→ Material provided:
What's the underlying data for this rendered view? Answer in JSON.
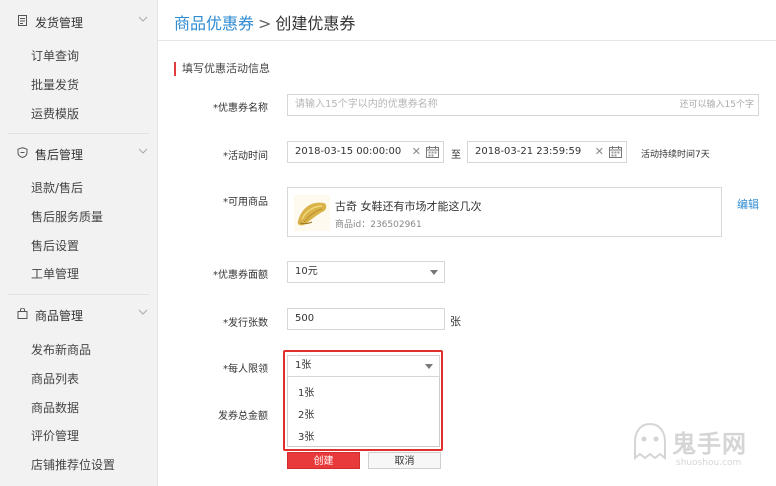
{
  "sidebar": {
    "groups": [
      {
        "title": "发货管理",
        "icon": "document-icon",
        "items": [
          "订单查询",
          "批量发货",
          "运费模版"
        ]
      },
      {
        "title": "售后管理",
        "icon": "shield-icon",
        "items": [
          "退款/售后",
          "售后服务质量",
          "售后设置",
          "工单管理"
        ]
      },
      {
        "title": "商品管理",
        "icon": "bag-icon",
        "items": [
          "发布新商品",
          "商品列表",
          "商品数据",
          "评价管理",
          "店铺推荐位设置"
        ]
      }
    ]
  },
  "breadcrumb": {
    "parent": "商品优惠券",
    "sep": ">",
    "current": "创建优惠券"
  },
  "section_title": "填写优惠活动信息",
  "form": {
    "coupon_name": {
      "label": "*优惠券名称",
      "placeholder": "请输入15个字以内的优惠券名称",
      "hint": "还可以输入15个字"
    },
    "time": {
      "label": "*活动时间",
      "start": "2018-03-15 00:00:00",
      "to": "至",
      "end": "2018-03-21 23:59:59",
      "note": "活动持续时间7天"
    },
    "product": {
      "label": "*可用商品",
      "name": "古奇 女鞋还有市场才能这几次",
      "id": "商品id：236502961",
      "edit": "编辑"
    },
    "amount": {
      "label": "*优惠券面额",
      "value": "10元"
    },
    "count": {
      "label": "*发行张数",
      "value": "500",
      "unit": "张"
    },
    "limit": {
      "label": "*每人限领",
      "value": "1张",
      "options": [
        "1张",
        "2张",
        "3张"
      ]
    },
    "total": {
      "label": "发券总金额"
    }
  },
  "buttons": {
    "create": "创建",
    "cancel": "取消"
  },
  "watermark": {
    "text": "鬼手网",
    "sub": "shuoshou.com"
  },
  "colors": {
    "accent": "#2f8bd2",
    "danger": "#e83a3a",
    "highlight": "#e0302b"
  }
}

---

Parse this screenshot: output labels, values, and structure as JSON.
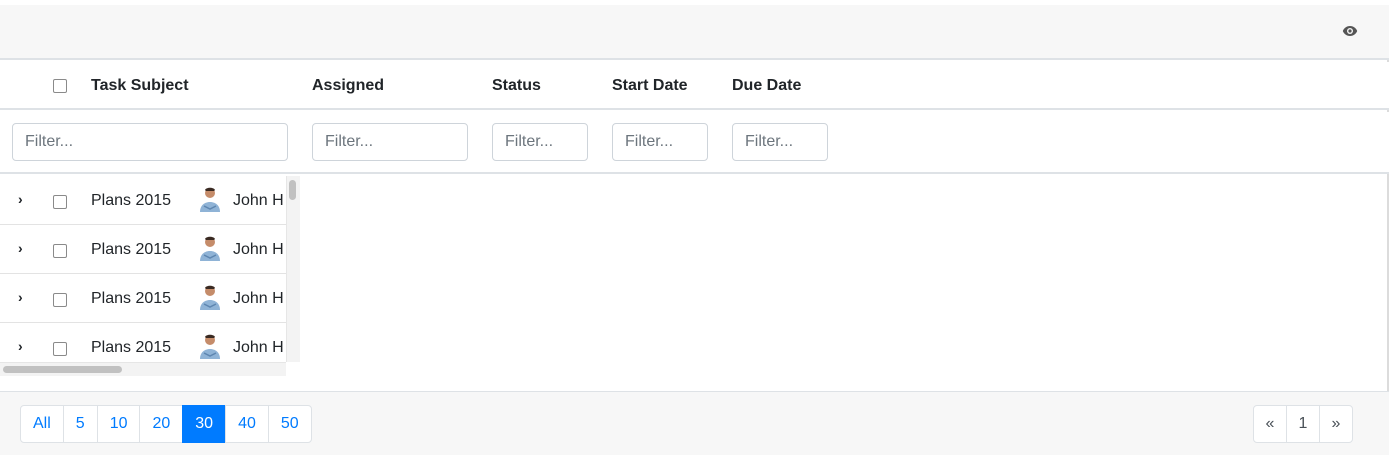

...

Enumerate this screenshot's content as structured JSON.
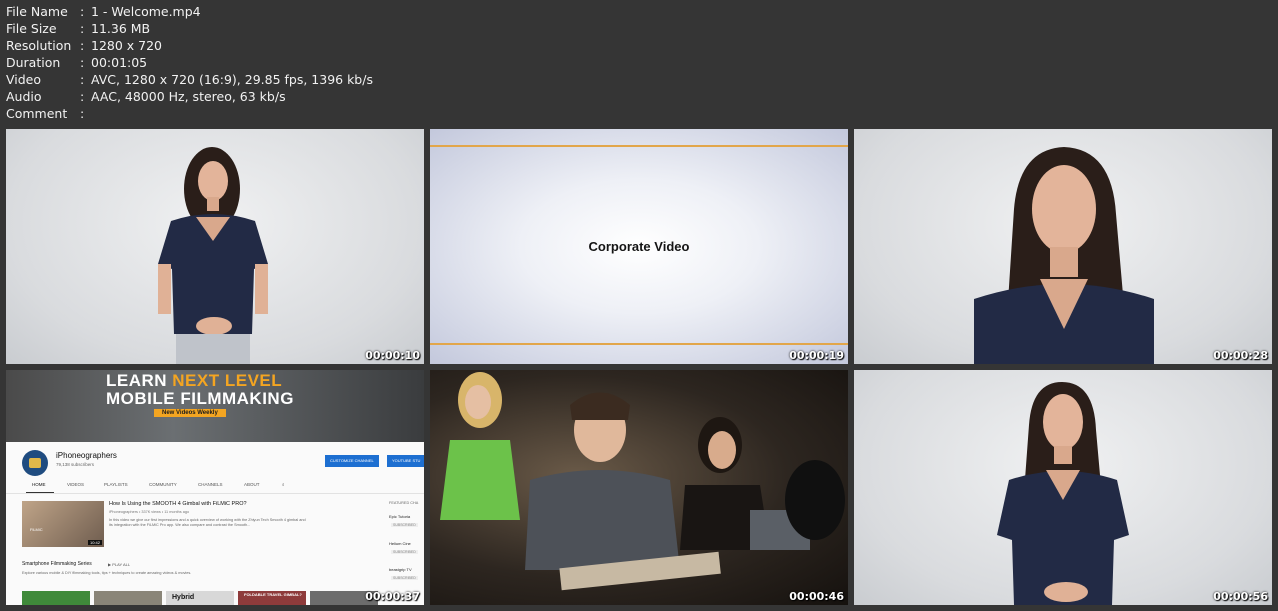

→ What needs to be done:
Search the data for "screenshot". Copy every matching line.

→ Exercise answer:
Parse this screenshot: output labels, values, and structure as JSON.
Enumerate this screenshot's content as structured JSON.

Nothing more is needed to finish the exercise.